Required task –
In this exercise, reproduce all the entries that follow exactly.

====

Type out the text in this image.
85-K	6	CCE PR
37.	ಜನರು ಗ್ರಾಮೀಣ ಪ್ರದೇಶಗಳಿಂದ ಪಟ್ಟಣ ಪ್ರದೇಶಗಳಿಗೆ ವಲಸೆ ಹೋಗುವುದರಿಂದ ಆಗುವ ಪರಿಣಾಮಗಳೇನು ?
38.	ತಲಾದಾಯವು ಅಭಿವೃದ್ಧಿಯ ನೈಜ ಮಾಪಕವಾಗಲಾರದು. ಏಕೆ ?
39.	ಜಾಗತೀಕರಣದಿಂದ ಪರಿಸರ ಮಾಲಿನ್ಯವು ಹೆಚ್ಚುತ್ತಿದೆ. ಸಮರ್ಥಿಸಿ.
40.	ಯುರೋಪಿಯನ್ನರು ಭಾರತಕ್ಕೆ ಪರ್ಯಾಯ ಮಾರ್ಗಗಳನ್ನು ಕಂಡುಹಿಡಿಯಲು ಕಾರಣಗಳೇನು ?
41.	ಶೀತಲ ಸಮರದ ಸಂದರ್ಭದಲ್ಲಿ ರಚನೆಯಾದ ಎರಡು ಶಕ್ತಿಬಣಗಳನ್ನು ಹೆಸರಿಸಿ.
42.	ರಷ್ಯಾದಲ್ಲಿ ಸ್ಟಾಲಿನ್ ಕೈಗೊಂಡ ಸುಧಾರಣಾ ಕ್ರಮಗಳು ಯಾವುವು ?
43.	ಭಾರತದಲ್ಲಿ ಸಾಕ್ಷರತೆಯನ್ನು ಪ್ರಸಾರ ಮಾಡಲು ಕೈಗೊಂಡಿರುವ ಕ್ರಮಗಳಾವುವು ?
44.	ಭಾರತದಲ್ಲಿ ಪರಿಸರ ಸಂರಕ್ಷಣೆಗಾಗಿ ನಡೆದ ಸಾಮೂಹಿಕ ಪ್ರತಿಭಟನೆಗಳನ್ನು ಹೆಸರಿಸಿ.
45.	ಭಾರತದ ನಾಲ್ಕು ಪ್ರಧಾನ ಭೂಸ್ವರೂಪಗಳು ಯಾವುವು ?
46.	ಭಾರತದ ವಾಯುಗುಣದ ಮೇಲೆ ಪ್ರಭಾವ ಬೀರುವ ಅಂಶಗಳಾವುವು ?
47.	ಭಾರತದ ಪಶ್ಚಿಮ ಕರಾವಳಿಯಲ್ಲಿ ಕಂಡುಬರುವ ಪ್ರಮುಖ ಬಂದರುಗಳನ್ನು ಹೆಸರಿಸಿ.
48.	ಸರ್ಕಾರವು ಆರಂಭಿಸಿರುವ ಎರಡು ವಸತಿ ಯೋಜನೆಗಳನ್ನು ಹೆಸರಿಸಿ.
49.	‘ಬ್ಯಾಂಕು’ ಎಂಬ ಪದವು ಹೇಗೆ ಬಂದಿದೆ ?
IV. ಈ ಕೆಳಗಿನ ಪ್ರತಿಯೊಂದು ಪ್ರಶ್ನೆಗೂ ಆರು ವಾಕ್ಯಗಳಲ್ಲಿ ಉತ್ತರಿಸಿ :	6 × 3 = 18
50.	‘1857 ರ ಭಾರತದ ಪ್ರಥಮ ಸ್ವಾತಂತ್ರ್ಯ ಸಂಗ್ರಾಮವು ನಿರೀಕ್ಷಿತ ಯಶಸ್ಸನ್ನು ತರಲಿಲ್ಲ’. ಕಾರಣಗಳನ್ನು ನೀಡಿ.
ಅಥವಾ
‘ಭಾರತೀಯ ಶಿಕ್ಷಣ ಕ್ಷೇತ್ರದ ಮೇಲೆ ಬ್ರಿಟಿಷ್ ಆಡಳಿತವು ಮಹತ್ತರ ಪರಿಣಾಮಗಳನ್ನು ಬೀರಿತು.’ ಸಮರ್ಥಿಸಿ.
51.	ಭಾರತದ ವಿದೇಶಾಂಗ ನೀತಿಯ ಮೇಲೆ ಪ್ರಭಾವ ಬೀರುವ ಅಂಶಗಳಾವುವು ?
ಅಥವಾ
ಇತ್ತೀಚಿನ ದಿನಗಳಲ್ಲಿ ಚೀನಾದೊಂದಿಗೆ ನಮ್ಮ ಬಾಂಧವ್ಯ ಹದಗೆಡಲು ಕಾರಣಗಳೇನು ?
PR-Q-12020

====

Answer for this exercise –
Type out the text in this image.
85-K	6	CCE PR
37.	ಜನರು ಗ್ರಾಮೀಣ ಪ್ರದೇಶಗಳಿಂದ ಪಟ್ಟಣ ಪ್ರದೇಶಗಳಿಗೆ ವಲಸೆ ಹೋಗುವುದರಿಂದ ಆಗುವ ಪರಿಣಾಮಗಳೇನು ?
38.	ತಲಾದಾಯವು ಅಭಿವೃದ್ಧಿಯ ನೈಜ ಮಾಪಕವಾಗಲಾರದು. ಏಕೆ ?
39.	ಜಾಗತೀಕರಣದಿಂದ ಪರಿಸರ ಮಾಲಿನ್ಯವು ಹೆಚ್ಚುತ್ತಿದೆ. ಸಮರ್ಥಿಸಿ.
40.	ಯುರೋಪಿಯನ್ನರು ಭಾರತಕ್ಕೆ ಪರ್ಯಾಯ ಮಾರ್ಗಗಳನ್ನು ಕಂಡುಹಿಡಿಯಲು ಕಾರಣಗಳೇನು ?
41.	ಶೀತಲ ಸಮರದ ಸಂದರ್ಭದಲ್ಲಿ ರಚನೆಯಾದ ಎರಡು ಶಕ್ತಿಬಣಗಳನ್ನು ಹೆಸರಿಸಿ.
42.	ರಷ್ಯಾದಲ್ಲಿ ಸ್ಟಾಲಿನ್ ಕೈಗೊಂಡ ಸುಧಾರಣಾ ಕ್ರಮಗಳು ಯಾವುವು ?
43.	ಭಾರತದಲ್ಲಿ ಸಾಕ್ಷರತೆಯನ್ನು ಪ್ರಸಾರ ಮಾಡಲು ಕೈಗೊಂಡಿರುವ ಕ್ರಮಗಳಾವುವು ?
44.	ಭಾರತದಲ್ಲಿ ಪರಿಸರ ಸಂರಕ್ಷಣೆಗಾಗಿ ನಡೆದ ಸಾಮೂಹಿಕ ಪ್ರತಿಭಟನೆಗಳನ್ನು ಹೆಸರಿಸಿ.
45.	ಭಾರತದ ನಾಲ್ಕು ಪ್ರಧಾನ ಭೂಸ್ವರೂಪಗಳು ಯಾವುವು ?
46.	ಭಾರತದ ವಾಯುಗುಣದ ಮೇಲೆ ಪ್ರಭಾವ ಬೀರುವ ಅಂಶಗಳಾವುವು ?
47.	ಭಾರತದ ಪಶ್ಚಿಮ ಕರಾವಳಿಯಲ್ಲಿ ಕಂಡುಬರುವ ಪ್ರಮುಖ ಬಂದರುಗಳನ್ನು ಹೆಸರಿಸಿ.
48.	ಸರ್ಕಾರವು ಆರಂಭಿಸಿರುವ ಎರಡು ವಸತಿ ಯೋಜನೆಗಳನ್ನು ಹೆಸರಿಸಿ.
49.	‘ಬ್ಯಾಂಕು’ ಎಂಬ ಪದವು ಹೇಗೆ ಬಂದಿದೆ ?
IV. ಈ ಕೆಳಗಿನ ಪ್ರತಿಯೊಂದು ಪ್ರಶ್ನೆಗೂ ಆರು ವಾಕ್ಯಗಳಲ್ಲಿ ಉತ್ತರಿಸಿ :	6 × 3 = 18
50.	‘1857 ರ ಭಾರತದ ಪ್ರಥಮ ಸ್ವಾತಂತ್ರ್ಯ ಸಂಗ್ರಾಮವು ನಿರೀಕ್ಷಿತ ಯಶಸ್ಸನ್ನು ತರಲಿಲ್ಲ’. ಕಾರಣಗಳನ್ನು ನೀಡಿ.
ಅಥವಾ
‘ಭಾರತೀಯ ಶಿಕ್ಷಣ ಕ್ಷೇತ್ರದ ಮೇಲೆ ಬ್ರಿಟಿಷ್ ಆಡಳಿತವು ಮಹತ್ತರ ಪರಿಣಾಮಗಳನ್ನು ಬೀರಿತು.’ ಸಮರ್ಥಿಸಿ.
51.	ಭಾರತದ ವಿದೇಶಾಂಗ ನೀತಿಯ ಮೇಲೆ ಪ್ರಭಾವ ಬೀರುವ ಅಂಶಗಳಾವುವು ?
ಅಥವಾ
ಇತ್ತೀಚಿನ ದಿನಗಳಲ್ಲಿ ಚೀನಾದೊಂದಿಗೆ ನಮ್ಮ ಬಾಂಧವ್ಯ ಹದಗೆಡಲು ಕಾರಣಗಳೇನು ?
PR-Q-12020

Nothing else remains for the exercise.